■ Task to complete ■
Each line below that contains "this" counts once; report the total and nothing more.
↓↓↓
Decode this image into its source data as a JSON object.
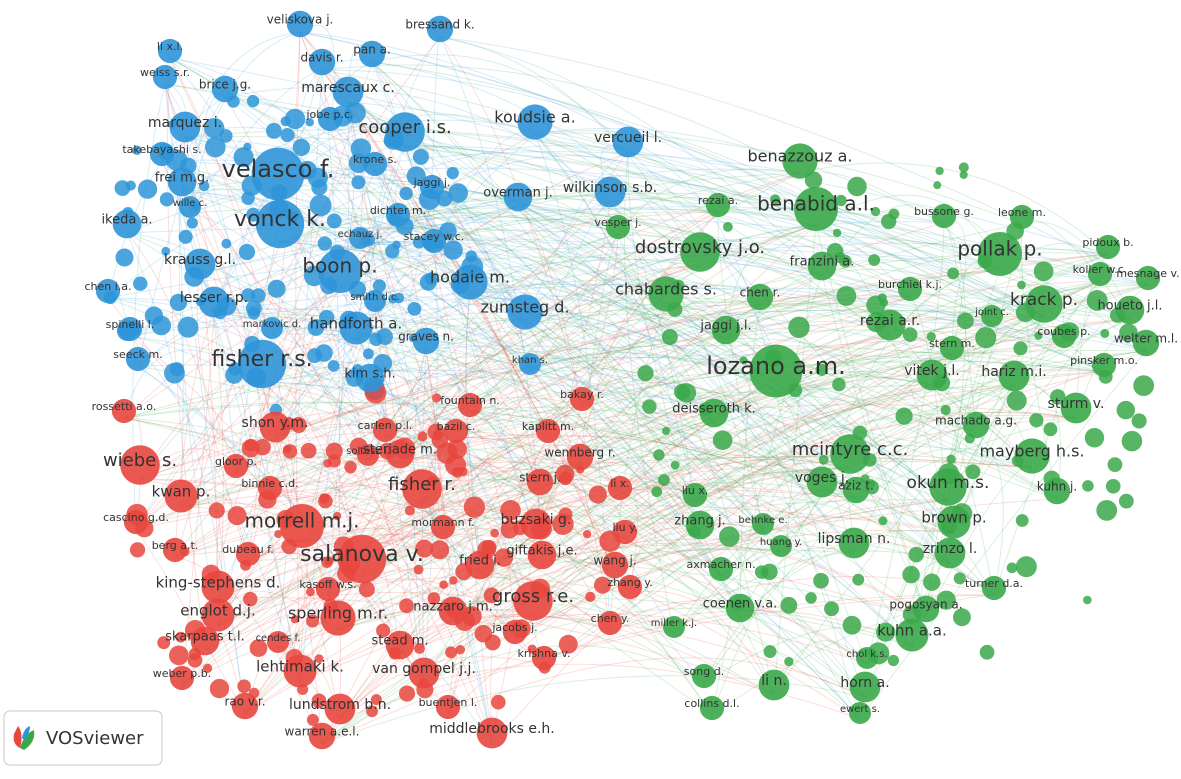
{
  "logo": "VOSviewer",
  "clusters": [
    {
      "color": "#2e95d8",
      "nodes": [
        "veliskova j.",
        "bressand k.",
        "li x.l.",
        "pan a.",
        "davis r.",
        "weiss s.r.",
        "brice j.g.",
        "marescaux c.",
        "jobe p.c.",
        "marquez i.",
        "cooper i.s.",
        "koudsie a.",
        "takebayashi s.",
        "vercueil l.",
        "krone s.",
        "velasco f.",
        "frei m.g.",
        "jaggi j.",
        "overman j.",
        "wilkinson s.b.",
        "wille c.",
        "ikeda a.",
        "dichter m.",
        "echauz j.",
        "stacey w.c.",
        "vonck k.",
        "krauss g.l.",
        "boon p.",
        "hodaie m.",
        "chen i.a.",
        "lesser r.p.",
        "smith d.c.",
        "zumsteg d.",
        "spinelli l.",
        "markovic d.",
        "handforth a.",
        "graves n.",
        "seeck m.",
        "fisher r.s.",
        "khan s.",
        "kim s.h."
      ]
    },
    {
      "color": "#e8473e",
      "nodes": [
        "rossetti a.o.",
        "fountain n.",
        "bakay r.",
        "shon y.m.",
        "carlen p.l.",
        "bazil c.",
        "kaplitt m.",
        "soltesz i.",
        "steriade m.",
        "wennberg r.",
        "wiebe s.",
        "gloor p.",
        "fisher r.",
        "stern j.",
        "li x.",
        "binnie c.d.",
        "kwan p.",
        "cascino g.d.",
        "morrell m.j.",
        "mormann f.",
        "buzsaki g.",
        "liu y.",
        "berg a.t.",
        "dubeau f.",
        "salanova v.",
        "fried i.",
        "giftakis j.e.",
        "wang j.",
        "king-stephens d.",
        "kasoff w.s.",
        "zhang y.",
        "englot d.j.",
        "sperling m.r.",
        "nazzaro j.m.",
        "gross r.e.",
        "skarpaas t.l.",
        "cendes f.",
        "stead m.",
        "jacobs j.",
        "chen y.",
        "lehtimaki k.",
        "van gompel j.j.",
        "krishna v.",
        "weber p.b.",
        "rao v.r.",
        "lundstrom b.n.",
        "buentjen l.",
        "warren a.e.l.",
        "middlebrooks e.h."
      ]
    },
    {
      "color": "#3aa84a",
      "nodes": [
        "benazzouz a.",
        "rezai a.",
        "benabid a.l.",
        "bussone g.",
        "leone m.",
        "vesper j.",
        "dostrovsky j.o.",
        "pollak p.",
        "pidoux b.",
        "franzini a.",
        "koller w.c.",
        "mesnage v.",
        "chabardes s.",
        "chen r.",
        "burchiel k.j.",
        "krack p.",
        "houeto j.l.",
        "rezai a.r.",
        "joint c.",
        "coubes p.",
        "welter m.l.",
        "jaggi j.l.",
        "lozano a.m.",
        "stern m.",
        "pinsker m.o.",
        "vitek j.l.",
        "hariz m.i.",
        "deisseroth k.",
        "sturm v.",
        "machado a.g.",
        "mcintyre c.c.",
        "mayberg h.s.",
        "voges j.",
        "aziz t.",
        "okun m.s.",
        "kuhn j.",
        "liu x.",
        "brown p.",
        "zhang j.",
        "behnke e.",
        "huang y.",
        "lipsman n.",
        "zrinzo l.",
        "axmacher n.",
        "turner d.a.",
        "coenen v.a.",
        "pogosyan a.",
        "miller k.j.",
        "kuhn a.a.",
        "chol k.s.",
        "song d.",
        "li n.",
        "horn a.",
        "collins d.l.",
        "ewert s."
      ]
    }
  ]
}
↑↑↑
↓↓↓
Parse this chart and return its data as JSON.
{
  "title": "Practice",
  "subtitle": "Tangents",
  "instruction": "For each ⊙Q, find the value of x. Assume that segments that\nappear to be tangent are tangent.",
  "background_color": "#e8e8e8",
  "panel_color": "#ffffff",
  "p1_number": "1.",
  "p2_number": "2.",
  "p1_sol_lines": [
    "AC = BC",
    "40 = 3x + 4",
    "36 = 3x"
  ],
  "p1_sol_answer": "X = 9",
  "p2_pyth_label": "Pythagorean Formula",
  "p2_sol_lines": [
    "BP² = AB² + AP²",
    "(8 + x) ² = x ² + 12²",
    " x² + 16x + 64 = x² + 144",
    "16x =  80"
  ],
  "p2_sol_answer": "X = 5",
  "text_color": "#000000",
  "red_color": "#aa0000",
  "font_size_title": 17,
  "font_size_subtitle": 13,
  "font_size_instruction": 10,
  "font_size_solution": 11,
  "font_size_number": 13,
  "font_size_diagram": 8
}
↑↑↑
■ Exercise solution ■
2